Retype every line of the items below without changing anything.

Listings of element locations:
▬▬▬▬▬▬

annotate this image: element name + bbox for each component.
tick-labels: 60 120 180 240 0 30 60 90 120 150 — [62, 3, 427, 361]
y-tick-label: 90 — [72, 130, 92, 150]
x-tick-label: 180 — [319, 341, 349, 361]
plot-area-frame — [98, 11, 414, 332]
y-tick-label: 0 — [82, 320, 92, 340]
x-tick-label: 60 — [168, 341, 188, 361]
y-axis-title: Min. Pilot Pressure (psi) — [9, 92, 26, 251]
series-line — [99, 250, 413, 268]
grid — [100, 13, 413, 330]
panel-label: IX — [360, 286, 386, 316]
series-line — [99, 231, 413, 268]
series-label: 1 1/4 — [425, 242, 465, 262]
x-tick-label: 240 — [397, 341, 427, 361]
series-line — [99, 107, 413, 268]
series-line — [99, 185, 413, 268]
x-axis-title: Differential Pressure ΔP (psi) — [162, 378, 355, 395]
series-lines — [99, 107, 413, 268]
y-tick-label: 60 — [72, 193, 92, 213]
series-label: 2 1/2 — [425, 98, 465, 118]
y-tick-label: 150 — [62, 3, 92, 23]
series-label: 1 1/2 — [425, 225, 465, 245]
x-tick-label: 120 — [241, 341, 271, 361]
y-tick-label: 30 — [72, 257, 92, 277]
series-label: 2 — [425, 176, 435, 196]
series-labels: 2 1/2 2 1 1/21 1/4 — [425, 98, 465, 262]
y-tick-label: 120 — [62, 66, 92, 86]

▬▬▬▬▬▬

● **Answer for the task**
annotate this image: element name + bbox for each component.
tick-labels: 60 120 180 240 0 30 60 90 120 150 — [62, 3, 427, 361]
y-tick-label: 90 — [72, 130, 92, 150]
x-tick-label: 180 — [319, 341, 349, 361]
plot-area-frame — [98, 11, 414, 332]
y-tick-label: 0 — [82, 320, 92, 340]
x-tick-label: 60 — [168, 341, 188, 361]
y-axis-title: Min. Pilot Pressure (psi) — [9, 92, 26, 251]
series-line — [99, 250, 413, 268]
grid — [100, 13, 413, 330]
panel-label: IX — [360, 286, 386, 316]
series-line — [99, 231, 413, 268]
series-label: 1 1/4 — [425, 242, 465, 262]
x-tick-label: 240 — [397, 341, 427, 361]
series-line — [99, 107, 413, 268]
series-line — [99, 185, 413, 268]
x-axis-title: Differential Pressure ΔP (psi) — [162, 378, 355, 395]
series-lines — [99, 107, 413, 268]
y-tick-label: 60 — [72, 193, 92, 213]
series-label: 2 1/2 — [425, 98, 465, 118]
y-tick-label: 150 — [62, 3, 92, 23]
series-label: 1 1/2 — [425, 225, 465, 245]
x-tick-label: 120 — [241, 341, 271, 361]
y-tick-label: 30 — [72, 257, 92, 277]
series-label: 2 — [425, 176, 435, 196]
series-labels: 2 1/2 2 1 1/21 1/4 — [425, 98, 465, 262]
y-tick-label: 120 — [62, 66, 92, 86]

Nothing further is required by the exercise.